[Excerpts from a transcription dataset]
-*-*-
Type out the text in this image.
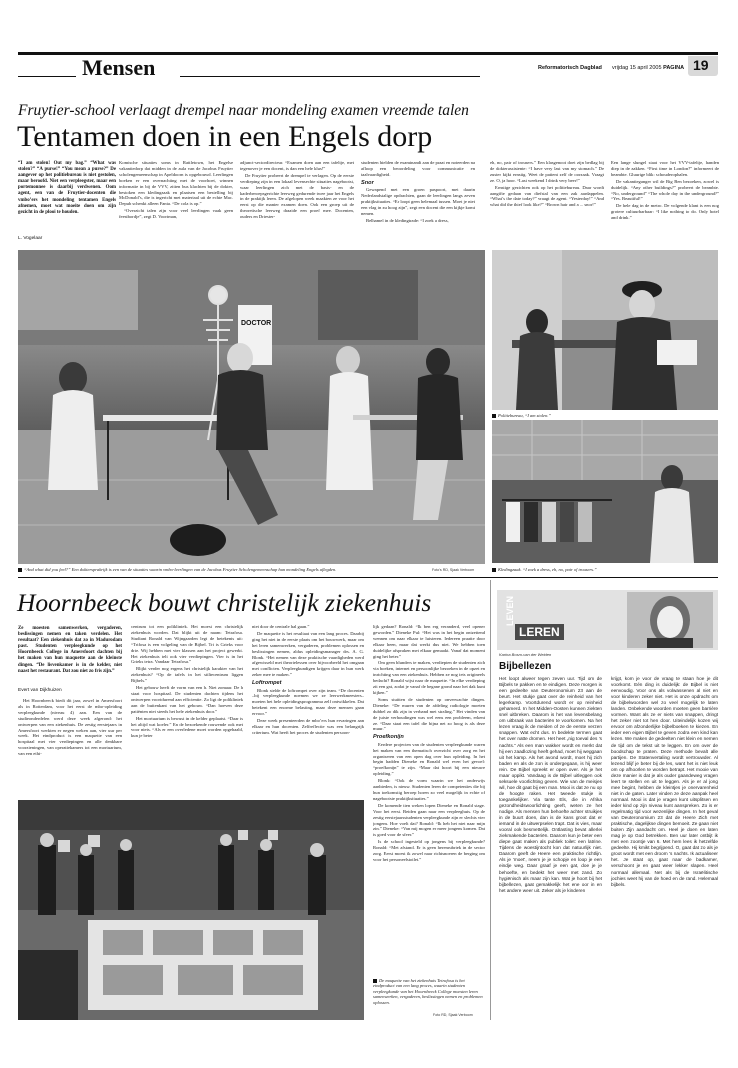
Mensen	Reformatorisch Dagblad vrijdag 15 april 2005 PAGINA 19
Fruytier-school verlaagt drempel naar mondeling examen vreemde talen
Tentamen doen in een Engels dorp
“I am stolen! Out my bag.” “What was stolen?” “A purse!” “You mean a purse?” De aangever op het politiebureau is niet gestolen, maar beroofd. Niet een verpleegster, maar een portemonnee is daarbij verdwenen. Oom agent, een van de Fruytier-docenten die vmbo’ers het mondeling tentamen Engels afnemen, moet wat moeite doen om zijn gezicht in de plooi te houden.
L. Vogelaar

Komische situaties soms in Rattletown, het Engelse vakantiedorp dat midden in de aula van de Jacobus Fruytier scholengemeenschap in Apeldoorn is opgebouwd. Leerlingen boeken er een overnachting met de voorhoet, winnen informatie in bij de VVV, zitten bus klachten bij de dokter, bestoken een kledingzaak en plaatsen een bestelling bij McDonald’s, die is ingericht met materiaal uit de echte Mac. Depub schenkt alleen Fanta. “De cola is op.”

“Overzicht talen zijn voor veel leerlingen vaak geen feestbordje”, zegt D. Voortman,

adjunct-sectordirecteur. “Examen doen aan een tafeltje, met tegenover je een docent, is dan een hele klus!”

De Fruytier probeert de drempel te verlagen. Op de eerste verdieping zijn in een lokaal levensechte situaties nagebootst, waar leerlingen zich met de basis- en de kaderberoepsgerichte leerweg gedurende twee jaar het Engels in de praktijk leren. De afgelopen week maakten ze voor het eerst op die manier examen doen. Ook een groep uit de theoretische leerweg draaide een proef mee. Docenten, ouders en Driester-

studenten hielden de examinandi aan de praat en noteerden na afloop een beoordeling voor communicatie en taalvaardigheid.

Snor

Gewapend met een groen paspoort, met daarin Nederlandstalige opdrachten, gaan de leerlingen langs zeven praktijksituaties. “Er loopt geen helemaal tussen. Moet je niet een vlag in zu hoog zijn”, zegt een docent die een kijkje komt nemen.

Belhamel in de kledingtrade: “I zoek a dress,

eh, no, pair of trousers.” Een klasgenoot doet zijn bedlag bij de dokterassistente: “I have very last van my stomach.” De zuster kijkt ernstig. Weet de patient zelf de oorzaak. Vraagt ze. O, ja hoor. “Last weekend I drink very beer!”

Ernstige gezichten ook op het politiebureau. Daar wordt aangifte gedaan van diefstal van een zak aardappelen. “What’s the date today?” vraagt de agent. “Yesterday!” “And what did the thief look like?” “Brown hair and a ... snor!”

Een lange slungel staat voor het VVV-tafeltje, handen diep in de zakken. “First time in London?” informeert de beambte. Gluurige blik: schouderophalen.

De vakantieganger wil de Big Ben bezoeken, zowel is duidelijk. “Any other buildings?” probeert de beambte. “No, underground” “The whole day in the underground?” “Yes. Beautiful!”

De hele dag in de metro. De volgende klant is een nog grotere cultuurbarbaar: “I like nothing to do. Only hotel and drink.”

DOCTOR
“And what did you feel?” Een doktersprakrijk is een van de situaties waarin vmbo-leerlingen van de Jacobus Fruytier Scholengemeenschap hun mondeling Engels aflegden.	Foto’s RD, Sjaak Verboom
Politiebureau, “I am stolen.”
Kledingzaak. “I zoek a dress, eh, no, pair of trousers.”
Hoornbeeck bouwt christelijk ziekenhuis
Ze moesten samenwerken, vergaderen, beslissingen nemen en taken verdelen. Het resultaat? Een ziekenhuis dat zo in Madurodam past. Studenten verpleegkunde op het Hoornbeeck College in Amersfoort dachten bij het maken van hun maquette aan de kleinste dingen. “De lisvenkamer is in de kelder, niet naast het restaurant. Dat zou niet zo fris zijn.”
Evert van Dijkhuizen

Het Hoornbeeck biedt dit jaar, zowel in Amersfoort als in Rotterdam, voor het eerst de mbo-opleiding verpleegkunde (niveau 4) aan. Een van de studieonderdelen werd deze week afgerond: het ontwerpen van een ziekenhuis. De zestig eerstejaars in Amersfoort werkten er negen weken aan, vier uur per week. Het eindproduct is een maquette van een hospitaal met vier verdiepingen en alle denkbare voorzieningen, van operatiekamers tot een mortuarium, van een ethi-

centrum tot een polikliniek. Het moest een christelijk ziekenhuis worden. Dat blijkt uit de naam: Tetrafosa. Studiant Ronald van Wijngaarden legt de betekenis uit: “Trifosa is een volgeling van de Bijbel. Tri is Grieks voor drie. Wij hebben met vier klassen aan het project gewerkt. Het ziekenhuis telt ook vier verdiepingen. Vier is in het Grieks tetra. Vandaar Tetrafosa.”

Blijkt verder nog ergens het christelijk karakter van het ziekenhuis? “Op de tafels in het stiltecentrum liggen Bijbels.”

Het gebouw heeft de vorm van een h. Niet zomaar. De h staat voor hospitaal. De studenten dachten tijdens het ontwerpen voortdurend aan efficientie. Zo ligt de polikliniek aan de buitenkant van het gebouw. “Dan hoeven deze patiënten niet steeds het hele ziekenhuis door.”

Het mortuarium is bewust in de kelder geplaatst. “Daar is het altijd wat koeler.” En de bezoekende rouwende ook met voor niets. “Als er een overledene moet worden opgehaald, kun je beter

niet door de centrale hal gaan.”

De maquette is het resultaat van een lang proces. Daarbij ging het niet in de eerste plaats om het bouwwerk, maar om het leren samenwerken, vergaderen, problemen oplossen en beslissingen nemen, aldus opleidingsmanager drs. A. G. Blonk. “Het nemen van deze praktische vaardigheden werd afgewisseld met theorielessen over bijvoorbeeld het omgaan met conflicten. Verpleegkundigen krijgen daar in hun werk zeker mee te maken.”

Loftrompet

Blonk stelde de loftrompet over zijn team. “De docenten –bij verpleegkunde noemen we ze leerwerkmeesters– moeten het hele opleidingsprogramma zelf ontwikkelen. Dat betekent een enorme belasting, maar deze mensen gaan ervoor.”

Deze week presenteerden de mbo’ers hun ervaringen aan elkaar en hun docenten. Zelfreflectie was een belangrijk criterium. Wat heeft het proces de studenten persoon-

lijk gedaan? Ronald: “Ik ben erg veranderd, veel opener geworden.” Dieneke Pul: “Het was in het begin ontzettend wennen om naar elkaar te luisteren. Iedereen praatte door elkaar heen, maar dat werkt dus niet. We hebben toen duidelijke afspraken met elkaar gemaakt. Vanaf dat moment ging het beter.”

Om geen blunders te maken, verdiepten de studenten zich via boeken, internet en persoonlijke bezoeken in de opzet en inrichting van een ziekenhuis. Hebben ze nog iets origineels bedacht? Ronald wijst naar de maquette. “In elke verdieping zit een gat, zodat je vanaf de begane grond naar het dak kunt kijken.”

Soms stuitten de studenten op onverwachte dingen. Dieneke: “De muren van de afdeling radiologie moeten dubbel zo dik zijn in verband met straling.” Het vinden van de juiste verhoudingen was wel eens een probleem, erkent ze. “Daar staat een tafel die bijna net zo hoog is als deze muur.”

Proefkonijn

Eerdere projecten van de studenten verpleegkunde waren het maken van een thematisch overzicht over zorg en het organiseren van een open dag over hun opleiding. In het begin hadden Dieneke en Ronald wel even het gevoel: “proefkonijn” te zijn. “Maar dat hoort bij een nieuwe opleiding.”

Blonk: “Ook de vorm waarin we het onderwijs aanbieden, is nieuw. Studenten leren de competenties die bij hun toekomstig beroep horen zo veel mogelijk in echte of nagebootste praktijksituaties.”

De komende tien weken lopen Dieneke en Ronald stage. Voor het eerst. Beiden gaan naar een verpleeghuis. Op de zestig eerstejaarsstudenten verpleegkunde zijn er slechts vier jongens. Hoe voelt dat? Ronald: “Ik heb het niet naar mijn zin.” Dieneke: “Van mij mogen er meer jongens komen. Dat is goed voor de sfeer.”

Is de school ingesteld op jongens bij verpleegkunde? Ronald: “Met afstand. Er is geen herenrubriek in de sector zorg. Eerst moest ik zowel naar richtsnoeren de berging om voor het personeelstoilet.”

De maquette van het ziekenhuis Tetrafosa is het eindproduct van een lang proces, waarin studenten verpleegkunde van het Hoornbeeck College moesten leren samenwerken, vergaderen, beslissingen nemen en problemen oplossen.
Foto RD, Sjaak Verboom
LEVEN
LEREN
Karina Bosm-van der Weiden
Bijbellezen

Het loopt alweer tegen zeven uur. Tijd om de Bijbels te pakken en te eindigen. Deze morgen is een gedeelte van Deuteronomium 23 aan de beurt. Het stukje gaat over de reinheid van het legerkamp. Voortdurend wordt er op reinheid gehamerd. In het Midden-Oosten kunnen ziekten snel uitbreken. Daarom is het van levensbelang om uitbraak van bacteriën te voorkomen. Na het lezen vraag ik de meiden of ze de eerste verzen snappen. Wat echt dus. In bedekte termen gaat het over natte dromen. Het heet „nig toeval des ’s nachts.” Als een man wakker wordt en merkt dat hij een zaadlozing heeft gehad, moet hij weggaan uit het kamp. Als het avond wordt, moet hij zich baden en als de zon is ondergegaan, is hij weer rein. De Bijbel spreekt er open over. Als je het maar oppikt. Vandaag is de Bijbel uitleggen ook seksuele voorlichting geven. Wie van de meisjes wil, hoe dit gaat bij een man. Mooi is dat ze nu op de hoogte raken. Het tweede stukje is toegankelijker. Via tante Els, die in Afrika gezondheidswoorlichting geeft, weten ze het nodige. Als mensen hun behoefte achter struikjes in de buurt doen, dan is de kans groot dat er iemand in de uitwerpselen trapt. Dat is vies, maar vooral ook besmettelijk. Ontlasting bevat allerlei ziekmakende bacteriën. Daarom kun je beter een diepe gaat maken als publiek toilet: een latrine. Tijdens de woestijntocht kon dat natuurlijk niet. Daarom geeft de Heere een praktische richtlijn. Als je ’moet’, neem je je schopje en loop je een eindje weg. Daar graaf je een gat, doe je je behoefte, en bedekt het weer met zand. Zo hygiënisch als maar zijn kan. Wat je hoort bij het bijbellezen, gaat gemakkelijk het ene oor in en het andere weer uit. Zeker als je kinderen

krijgt, kom je voor de vraag te staan hoe je dit voorkomt. Eén ding is duidelijk: de Bijbel is niet eenvoudig. Voor ons als volwassenen al niet en voor kinderen zeker niet. Het is onze opdracht om de bijbelwoorden wel zo veel mogelijk te laten landen. Onbekende woorden moeten geen barrière vormen. Want als ze er niets van snappen, dringt het zeker niet tot hen door. Uiteindelijk kozen wij ervoor om afzonderlijke bijbelboeken te kiezen. En ieder een eigen Bijbel te geven zodra een kind kan lezen. We maken de gedeelten niet klein en nemen de tijd om de tekst uit te leggen. En om over de boodschap te praten. Deze methode bevalt alle partijen. De Statenvertaling wordt vertrouwder. Al lezend blijf je beter bij de les, want het is niet leuk om op afhoorlen te worden betrapt. Het mooie van deze manier is dat je als ouder gaandeweg vragen leert te stellen en uit te leggen. Als je er al jong mee begint, hebben de kleintjes je onervarenheid niet in de gaten. Later vinden ze deze aanpak heel normaal. Mooi is dat je vragen kunt uitsplitsen en ieder kind op zijn niveau kunt aanspreken. Zo is er regelmatig tijd voor wezenlijke dingen. In het geval van Deuteronomium 23 dat de Heere Zich met praktische, dagelijkse dingen bemoeit. Ze gaan niet buiten Zijn aandacht om. Heel je doen en laten mag je op God betrekken. Ben uur later ontbijt ik met een zoontje van 6. Met hem lees ik hetzelfde gedeelte. Hij kmikt begrijpend. O, gaat dat zo als je groot wordt met een droom ’s nachts. Ik actualiseer het. Je staat op, gaat naar de badkamer, verschoont je en gaat weer lekker slapen. Heel normaal allemaal. Net als bij de Israëlitische jochies weet hij van de hoed en de rand. Helemaal bijbels.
-*-*-
Work out how many lines of the data include the word "school", and write that number alone.

2